** JOB **
Set down the material below in full, matching it exactly.

[Stored records]
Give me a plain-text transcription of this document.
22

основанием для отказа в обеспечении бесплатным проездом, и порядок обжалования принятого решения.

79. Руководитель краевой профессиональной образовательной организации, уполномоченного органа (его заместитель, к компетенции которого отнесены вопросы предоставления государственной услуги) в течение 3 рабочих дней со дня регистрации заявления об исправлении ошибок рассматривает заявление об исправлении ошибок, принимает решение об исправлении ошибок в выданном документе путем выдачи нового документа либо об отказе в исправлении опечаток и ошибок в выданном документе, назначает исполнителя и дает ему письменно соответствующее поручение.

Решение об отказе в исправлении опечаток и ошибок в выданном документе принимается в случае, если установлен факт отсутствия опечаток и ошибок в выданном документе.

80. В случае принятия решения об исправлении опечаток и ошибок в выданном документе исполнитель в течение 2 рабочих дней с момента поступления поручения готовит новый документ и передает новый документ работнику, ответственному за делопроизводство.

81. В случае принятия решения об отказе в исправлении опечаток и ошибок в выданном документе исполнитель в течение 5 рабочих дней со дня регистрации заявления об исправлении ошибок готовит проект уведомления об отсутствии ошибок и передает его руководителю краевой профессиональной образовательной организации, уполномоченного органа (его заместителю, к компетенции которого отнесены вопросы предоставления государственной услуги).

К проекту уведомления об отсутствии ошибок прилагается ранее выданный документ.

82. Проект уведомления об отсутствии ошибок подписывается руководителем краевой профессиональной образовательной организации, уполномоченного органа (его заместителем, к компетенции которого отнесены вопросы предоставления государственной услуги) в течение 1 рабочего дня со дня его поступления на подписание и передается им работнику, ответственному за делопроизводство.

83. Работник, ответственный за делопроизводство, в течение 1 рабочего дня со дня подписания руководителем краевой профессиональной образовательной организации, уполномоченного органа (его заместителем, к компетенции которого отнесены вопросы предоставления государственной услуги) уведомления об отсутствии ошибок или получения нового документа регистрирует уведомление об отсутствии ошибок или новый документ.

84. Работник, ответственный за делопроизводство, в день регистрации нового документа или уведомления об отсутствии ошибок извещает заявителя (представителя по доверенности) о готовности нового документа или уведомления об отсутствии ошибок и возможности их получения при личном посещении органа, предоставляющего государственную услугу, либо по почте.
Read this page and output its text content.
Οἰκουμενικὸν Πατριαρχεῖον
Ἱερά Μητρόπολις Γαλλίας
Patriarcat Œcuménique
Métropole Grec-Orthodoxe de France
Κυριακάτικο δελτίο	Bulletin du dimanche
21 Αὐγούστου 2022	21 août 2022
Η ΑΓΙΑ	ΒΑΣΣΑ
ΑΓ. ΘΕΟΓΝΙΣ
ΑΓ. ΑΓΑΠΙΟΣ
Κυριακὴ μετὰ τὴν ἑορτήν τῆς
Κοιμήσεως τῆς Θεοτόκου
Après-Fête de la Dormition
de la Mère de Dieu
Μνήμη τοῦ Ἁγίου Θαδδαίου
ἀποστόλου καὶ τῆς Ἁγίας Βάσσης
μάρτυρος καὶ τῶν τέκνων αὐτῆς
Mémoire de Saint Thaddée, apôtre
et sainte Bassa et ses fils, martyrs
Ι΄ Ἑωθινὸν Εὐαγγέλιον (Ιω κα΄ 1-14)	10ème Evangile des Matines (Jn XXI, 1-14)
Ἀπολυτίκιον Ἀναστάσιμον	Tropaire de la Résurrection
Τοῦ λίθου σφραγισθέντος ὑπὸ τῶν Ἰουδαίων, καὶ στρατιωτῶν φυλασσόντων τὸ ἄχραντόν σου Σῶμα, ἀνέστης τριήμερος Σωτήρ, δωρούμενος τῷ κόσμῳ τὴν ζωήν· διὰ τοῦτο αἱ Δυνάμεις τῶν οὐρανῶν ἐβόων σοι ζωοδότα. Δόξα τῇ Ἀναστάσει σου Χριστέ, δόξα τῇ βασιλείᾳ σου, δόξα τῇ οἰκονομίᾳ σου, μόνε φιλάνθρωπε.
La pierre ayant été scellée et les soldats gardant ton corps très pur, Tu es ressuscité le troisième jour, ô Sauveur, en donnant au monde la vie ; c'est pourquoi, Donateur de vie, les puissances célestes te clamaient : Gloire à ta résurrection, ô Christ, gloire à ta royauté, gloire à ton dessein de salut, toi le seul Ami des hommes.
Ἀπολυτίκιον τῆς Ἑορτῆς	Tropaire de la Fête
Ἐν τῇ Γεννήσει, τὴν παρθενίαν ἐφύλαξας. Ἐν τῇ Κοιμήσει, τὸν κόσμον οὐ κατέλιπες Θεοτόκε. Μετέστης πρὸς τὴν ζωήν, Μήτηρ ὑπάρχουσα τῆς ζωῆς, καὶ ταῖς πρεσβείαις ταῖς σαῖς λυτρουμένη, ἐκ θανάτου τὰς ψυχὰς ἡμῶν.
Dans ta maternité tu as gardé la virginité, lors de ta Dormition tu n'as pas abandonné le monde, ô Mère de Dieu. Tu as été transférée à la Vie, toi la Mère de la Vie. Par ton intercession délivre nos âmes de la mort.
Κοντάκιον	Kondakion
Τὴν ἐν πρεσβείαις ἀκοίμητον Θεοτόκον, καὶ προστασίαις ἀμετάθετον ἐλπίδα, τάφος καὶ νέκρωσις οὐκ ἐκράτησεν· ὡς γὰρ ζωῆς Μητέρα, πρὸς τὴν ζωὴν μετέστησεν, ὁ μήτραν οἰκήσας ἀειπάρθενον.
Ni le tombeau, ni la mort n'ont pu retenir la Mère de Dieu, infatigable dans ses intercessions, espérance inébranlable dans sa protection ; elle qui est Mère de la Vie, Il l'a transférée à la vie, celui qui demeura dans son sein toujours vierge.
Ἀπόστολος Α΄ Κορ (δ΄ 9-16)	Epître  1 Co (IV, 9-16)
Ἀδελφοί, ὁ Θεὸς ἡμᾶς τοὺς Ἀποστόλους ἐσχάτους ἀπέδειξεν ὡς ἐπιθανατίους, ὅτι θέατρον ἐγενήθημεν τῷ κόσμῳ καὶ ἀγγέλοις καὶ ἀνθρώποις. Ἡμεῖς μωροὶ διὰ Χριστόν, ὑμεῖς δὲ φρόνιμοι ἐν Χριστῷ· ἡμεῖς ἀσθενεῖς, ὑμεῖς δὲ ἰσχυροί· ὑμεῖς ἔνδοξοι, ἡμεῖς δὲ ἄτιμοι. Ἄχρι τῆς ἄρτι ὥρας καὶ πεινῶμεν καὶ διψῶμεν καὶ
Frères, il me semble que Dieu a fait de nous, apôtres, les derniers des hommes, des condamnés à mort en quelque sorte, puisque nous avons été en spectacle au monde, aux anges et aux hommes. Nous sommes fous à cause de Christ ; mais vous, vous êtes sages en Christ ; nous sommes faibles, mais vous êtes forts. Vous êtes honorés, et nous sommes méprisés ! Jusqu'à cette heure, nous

** SOLVED PROBLEM **
Give me a plain-text transcription of this document.
22

основанием для отказа в обеспечении бесплатным проездом, и порядок обжалования принятого решения.

79. Руководитель краевой профессиональной образовательной организации, уполномоченного органа (его заместитель, к компетенции которого отнесены вопросы предоставления государственной услуги) в течение 3 рабочих дней со дня регистрации заявления об исправлении ошибок рассматривает заявление об исправлении ошибок, принимает решение об исправлении ошибок в выданном документе путем выдачи нового документа либо об отказе в исправлении опечаток и ошибок в выданном документе, назначает исполнителя и дает ему письменно соответствующее поручение.

Решение об отказе в исправлении опечаток и ошибок в выданном документе принимается в случае, если установлен факт отсутствия опечаток и ошибок в выданном документе.

80. В случае принятия решения об исправлении опечаток и ошибок в выданном документе исполнитель в течение 2 рабочих дней с момента поступления поручения готовит новый документ и передает новый документ работнику, ответственному за делопроизводство.

81. В случае принятия решения об отказе в исправлении опечаток и ошибок в выданном документе исполнитель в течение 5 рабочих дней со дня регистрации заявления об исправлении ошибок готовит проект уведомления об отсутствии ошибок и передает его руководителю краевой профессиональной образовательной организации, уполномоченного органа (его заместителю, к компетенции которого отнесены вопросы предоставления государственной услуги).

К проекту уведомления об отсутствии ошибок прилагается ранее выданный документ.

82. Проект уведомления об отсутствии ошибок подписывается руководителем краевой профессиональной образовательной организации, уполномоченного органа (его заместителем, к компетенции которого отнесены вопросы предоставления государственной услуги) в течение 1 рабочего дня со дня его поступления на подписание и передается им работнику, ответственному за делопроизводство.

83. Работник, ответственный за делопроизводство, в течение 1 рабочего дня со дня подписания руководителем краевой профессиональной образовательной организации, уполномоченного органа (его заместителем, к компетенции которого отнесены вопросы предоставления государственной услуги) уведомления об отсутствии ошибок или получения нового документа регистрирует уведомление об отсутствии ошибок или новый документ.

84. Работник, ответственный за делопроизводство, в день регистрации нового документа или уведомления об отсутствии ошибок извещает заявителя (представителя по доверенности) о готовности нового документа или уведомления об отсутствии ошибок и возможности их получения при личном посещении органа, предоставляющего государственную услугу, либо по почте.
Read this page and output its text content.
Οἰκουμενικὸν Πατριαρχεῖον
Ἱερά Μητρόπολις Γαλλίας
Patriarcat Œcuménique
Métropole Grec-Orthodoxe de France
Κυριακάτικο δελτίο	Bulletin du dimanche
21 Αὐγούστου 2022	21 août 2022
Η ΑΓΙΑ	ΒΑΣΣΑ
ΑΓ. ΘΕΟΓΝΙΣ
ΑΓ. ΑΓΑΠΙΟΣ
Κυριακὴ μετὰ τὴν ἑορτήν τῆς
Κοιμήσεως τῆς Θεοτόκου
Après-Fête de la Dormition
de la Mère de Dieu
Μνήμη τοῦ Ἁγίου Θαδδαίου
ἀποστόλου καὶ τῆς Ἁγίας Βάσσης
μάρτυρος καὶ τῶν τέκνων αὐτῆς
Mémoire de Saint Thaddée, apôtre
et sainte Bassa et ses fils, martyrs
Ι΄ Ἑωθινὸν Εὐαγγέλιον (Ιω κα΄ 1-14)	10ème Evangile des Matines (Jn XXI, 1-14)
Ἀπολυτίκιον Ἀναστάσιμον	Tropaire de la Résurrection
Τοῦ λίθου σφραγισθέντος ὑπὸ τῶν Ἰουδαίων, καὶ στρατιωτῶν φυλασσόντων τὸ ἄχραντόν σου Σῶμα, ἀνέστης τριήμερος Σωτήρ, δωρούμενος τῷ κόσμῳ τὴν ζωήν· διὰ τοῦτο αἱ Δυνάμεις τῶν οὐρανῶν ἐβόων σοι ζωοδότα. Δόξα τῇ Ἀναστάσει σου Χριστέ, δόξα τῇ βασιλείᾳ σου, δόξα τῇ οἰκονομίᾳ σου, μόνε φιλάνθρωπε.
La pierre ayant été scellée et les soldats gardant ton corps très pur, Tu es ressuscité le troisième jour, ô Sauveur, en donnant au monde la vie ; c'est pourquoi, Donateur de vie, les puissances célestes te clamaient : Gloire à ta résurrection, ô Christ, gloire à ta royauté, gloire à ton dessein de salut, toi le seul Ami des hommes.
Ἀπολυτίκιον τῆς Ἑορτῆς	Tropaire de la Fête
Ἐν τῇ Γεννήσει, τὴν παρθενίαν ἐφύλαξας. Ἐν τῇ Κοιμήσει, τὸν κόσμον οὐ κατέλιπες Θεοτόκε. Μετέστης πρὸς τὴν ζωήν, Μήτηρ ὑπάρχουσα τῆς ζωῆς, καὶ ταῖς πρεσβείαις ταῖς σαῖς λυτρουμένη, ἐκ θανάτου τὰς ψυχὰς ἡμῶν.
Dans ta maternité tu as gardé la virginité, lors de ta Dormition tu n'as pas abandonné le monde, ô Mère de Dieu. Tu as été transférée à la Vie, toi la Mère de la Vie. Par ton intercession délivre nos âmes de la mort.
Κοντάκιον	Kondakion
Τὴν ἐν πρεσβείαις ἀκοίμητον Θεοτόκον, καὶ προστασίαις ἀμετάθετον ἐλπίδα, τάφος καὶ νέκρωσις οὐκ ἐκράτησεν· ὡς γὰρ ζωῆς Μητέρα, πρὸς τὴν ζωὴν μετέστησεν, ὁ μήτραν οἰκήσας ἀειπάρθενον.
Ni le tombeau, ni la mort n'ont pu retenir la Mère de Dieu, infatigable dans ses intercessions, espérance inébranlable dans sa protection ; elle qui est Mère de la Vie, Il l'a transférée à la vie, celui qui demeura dans son sein toujours vierge.
Ἀπόστολος Α΄ Κορ (δ΄ 9-16)	Epître  1 Co (IV, 9-16)
Ἀδελφοί, ὁ Θεὸς ἡμᾶς τοὺς Ἀποστόλους ἐσχάτους ἀπέδειξεν ὡς ἐπιθανατίους, ὅτι θέατρον ἐγενήθημεν τῷ κόσμῳ καὶ ἀγγέλοις καὶ ἀνθρώποις. Ἡμεῖς μωροὶ διὰ Χριστόν, ὑμεῖς δὲ φρόνιμοι ἐν Χριστῷ· ἡμεῖς ἀσθενεῖς, ὑμεῖς δὲ ἰσχυροί· ὑμεῖς ἔνδοξοι, ἡμεῖς δὲ ἄτιμοι. Ἄχρι τῆς ἄρτι ὥρας καὶ πεινῶμεν καὶ διψῶμεν καὶ
Frères, il me semble que Dieu a fait de nous, apôtres, les derniers des hommes, des condamnés à mort en quelque sorte, puisque nous avons été en spectacle au monde, aux anges et aux hommes. Nous sommes fous à cause de Christ ; mais vous, vous êtes sages en Christ ; nous sommes faibles, mais vous êtes forts. Vous êtes honorés, et nous sommes méprisés ! Jusqu'à cette heure, nous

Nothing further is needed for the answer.